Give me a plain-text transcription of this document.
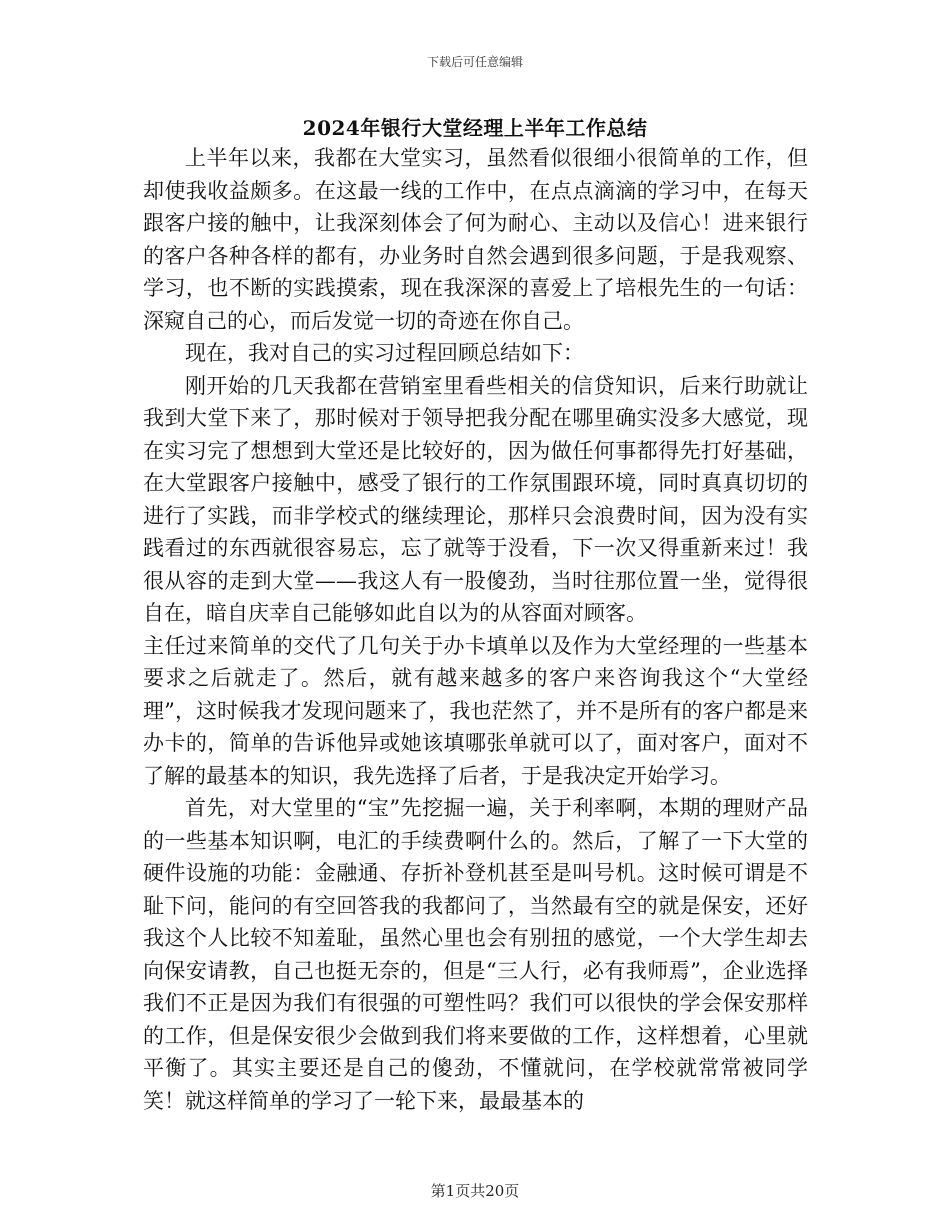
下载后可任意编辑
2024年银行大堂经理上半年工作总结

上半年以来，我都在大堂实习，虽然看似很细小很简单的工作，但却使我收益颇多。在这最一线的工作中，在点点滴滴的学习中，在每天跟客户接的触中，让我深刻体会了何为耐心、主动以及信心！进来银行的客户各种各样的都有，办业务时自然会遇到很多问题，于是我观察、学习，也不断的实践摸索，现在我深深的喜爱上了培根先生的一句话：深窥自己的心，而后发觉一切的奇迹在你自己。

现在，我对自己的实习过程回顾总结如下：

刚开始的几天我都在营销室里看些相关的信贷知识，后来行助就让我到大堂下来了，那时候对于领导把我分配在哪里确实没多大感觉，现在实习完了想想到大堂还是比较好的，因为做任何事都得先打好基础，在大堂跟客户接触中，感受了银行的工作氛围跟环境，同时真真切切的进行了实践，而非学校式的继续理论，那样只会浪费时间，因为没有实践看过的东西就很容易忘，忘了就等于没看，下一次又得重新来过！我很从容的走到大堂——我这人有一股傻劲，当时往那位置一坐，觉得很自在，暗自庆幸自己能够如此自以为的从容面对顾客。

主任过来简单的交代了几句关于办卡填单以及作为大堂经理的一些基本要求之后就走了。然后，就有越来越多的客户来咨询我这个“大堂经理”，这时候我才发现问题来了，我也茫然了，并不是所有的客户都是来办卡的，简单的告诉他异或她该填哪张单就可以了，面对客户，面对不了解的最基本的知识，我先选择了后者，于是我决定开始学习。

首先，对大堂里的“宝”先挖掘一遍，关于利率啊，本期的理财产品的一些基本知识啊，电汇的手续费啊什么的。然后，了解了一下大堂的硬件设施的功能：金融通、存折补登机甚至是叫号机。这时候可谓是不耻下问，能问的有空回答我的我都问了，当然最有空的就是保安，还好我这个人比较不知羞耻，虽然心里也会有别扭的感觉，一个大学生却去向保安请教，自己也挺无奈的，但是“三人行，必有我师焉”，企业选择我们不正是因为我们有很强的可塑性吗？我们可以很快的学会保安那样的工作，但是保安很少会做到我们将来要做的工作，这样想着，心里就平衡了。其实主要还是自己的傻劲，不懂就问，在学校就常常被同学笑！就这样简单的学习了一轮下来，最最基本的

第1页共20页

━━━

§ **STATED PROBLEM**
Leave out all images, then reproduce the entries above exactly.

§ **EXERCISE RESPONSE**
Give me a plain-text transcription of this document.
下载后可任意编辑
2024年银行大堂经理上半年工作总结

上半年以来，我都在大堂实习，虽然看似很细小很简单的工作，但却使我收益颇多。在这最一线的工作中，在点点滴滴的学习中，在每天跟客户接的触中，让我深刻体会了何为耐心、主动以及信心！进来银行的客户各种各样的都有，办业务时自然会遇到很多问题，于是我观察、学习，也不断的实践摸索，现在我深深的喜爱上了培根先生的一句话：深窥自己的心，而后发觉一切的奇迹在你自己。

现在，我对自己的实习过程回顾总结如下：

刚开始的几天我都在营销室里看些相关的信贷知识，后来行助就让我到大堂下来了，那时候对于领导把我分配在哪里确实没多大感觉，现在实习完了想想到大堂还是比较好的，因为做任何事都得先打好基础，在大堂跟客户接触中，感受了银行的工作氛围跟环境，同时真真切切的进行了实践，而非学校式的继续理论，那样只会浪费时间，因为没有实践看过的东西就很容易忘，忘了就等于没看，下一次又得重新来过！我很从容的走到大堂——我这人有一股傻劲，当时往那位置一坐，觉得很自在，暗自庆幸自己能够如此自以为的从容面对顾客。

主任过来简单的交代了几句关于办卡填单以及作为大堂经理的一些基本要求之后就走了。然后，就有越来越多的客户来咨询我这个“大堂经理”，这时候我才发现问题来了，我也茫然了，并不是所有的客户都是来办卡的，简单的告诉他异或她该填哪张单就可以了，面对客户，面对不了解的最基本的知识，我先选择了后者，于是我决定开始学习。

首先，对大堂里的“宝”先挖掘一遍，关于利率啊，本期的理财产品的一些基本知识啊，电汇的手续费啊什么的。然后，了解了一下大堂的硬件设施的功能：金融通、存折补登机甚至是叫号机。这时候可谓是不耻下问，能问的有空回答我的我都问了，当然最有空的就是保安，还好我这个人比较不知羞耻，虽然心里也会有别扭的感觉，一个大学生却去向保安请教，自己也挺无奈的，但是“三人行，必有我师焉”，企业选择我们不正是因为我们有很强的可塑性吗？我们可以很快的学会保安那样的工作，但是保安很少会做到我们将来要做的工作，这样想着，心里就平衡了。其实主要还是自己的傻劲，不懂就问，在学校就常常被同学笑！就这样简单的学习了一轮下来，最最基本的

第1页共20页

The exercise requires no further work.